Source data
[Begin]
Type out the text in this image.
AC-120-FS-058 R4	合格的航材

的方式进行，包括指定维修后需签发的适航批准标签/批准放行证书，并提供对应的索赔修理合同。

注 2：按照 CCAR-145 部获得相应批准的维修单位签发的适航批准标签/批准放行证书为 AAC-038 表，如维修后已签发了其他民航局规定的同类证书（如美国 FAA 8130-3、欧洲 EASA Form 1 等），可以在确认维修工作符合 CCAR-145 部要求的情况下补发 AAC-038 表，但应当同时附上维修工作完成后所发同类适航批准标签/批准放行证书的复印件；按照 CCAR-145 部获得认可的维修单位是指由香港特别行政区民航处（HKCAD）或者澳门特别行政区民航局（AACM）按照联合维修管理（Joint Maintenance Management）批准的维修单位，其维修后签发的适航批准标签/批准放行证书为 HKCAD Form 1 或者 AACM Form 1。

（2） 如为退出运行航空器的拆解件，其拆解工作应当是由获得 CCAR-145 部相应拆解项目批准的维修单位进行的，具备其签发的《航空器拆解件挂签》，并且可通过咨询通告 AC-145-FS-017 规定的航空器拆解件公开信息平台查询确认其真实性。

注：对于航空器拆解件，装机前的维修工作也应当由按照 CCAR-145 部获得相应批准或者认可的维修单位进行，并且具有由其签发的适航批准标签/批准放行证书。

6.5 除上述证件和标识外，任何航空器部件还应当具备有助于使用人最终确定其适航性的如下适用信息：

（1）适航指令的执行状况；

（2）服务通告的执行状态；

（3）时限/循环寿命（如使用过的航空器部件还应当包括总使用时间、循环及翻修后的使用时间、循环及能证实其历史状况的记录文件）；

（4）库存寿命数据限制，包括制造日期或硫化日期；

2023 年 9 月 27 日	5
[End]
[Begin]
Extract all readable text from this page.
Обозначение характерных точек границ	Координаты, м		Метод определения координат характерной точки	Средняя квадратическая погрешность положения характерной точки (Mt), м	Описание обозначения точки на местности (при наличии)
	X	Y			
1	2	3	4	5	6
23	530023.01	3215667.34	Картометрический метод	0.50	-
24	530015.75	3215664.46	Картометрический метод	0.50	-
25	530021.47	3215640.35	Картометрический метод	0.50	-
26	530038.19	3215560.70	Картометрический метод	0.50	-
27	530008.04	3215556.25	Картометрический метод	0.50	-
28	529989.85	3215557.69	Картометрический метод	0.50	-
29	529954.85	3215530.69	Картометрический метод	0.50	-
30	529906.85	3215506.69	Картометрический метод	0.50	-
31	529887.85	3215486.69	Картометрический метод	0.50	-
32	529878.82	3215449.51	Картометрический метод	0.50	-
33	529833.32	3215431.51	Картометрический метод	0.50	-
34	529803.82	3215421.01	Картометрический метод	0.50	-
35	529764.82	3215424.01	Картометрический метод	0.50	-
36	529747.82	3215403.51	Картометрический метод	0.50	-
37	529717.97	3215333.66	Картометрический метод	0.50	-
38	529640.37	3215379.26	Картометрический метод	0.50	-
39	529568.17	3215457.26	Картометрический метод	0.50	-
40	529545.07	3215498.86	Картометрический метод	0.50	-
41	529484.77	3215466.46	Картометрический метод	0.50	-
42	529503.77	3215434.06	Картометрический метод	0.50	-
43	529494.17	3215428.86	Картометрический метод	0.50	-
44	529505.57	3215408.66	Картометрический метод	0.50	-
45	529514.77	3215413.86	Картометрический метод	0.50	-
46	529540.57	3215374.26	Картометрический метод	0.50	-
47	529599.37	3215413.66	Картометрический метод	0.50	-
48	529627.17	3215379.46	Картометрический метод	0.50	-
[End]
*What is being asked*. Exactly how many lines of the listing above contain the string "this"? Give no more than the number.

*Task solution*. 2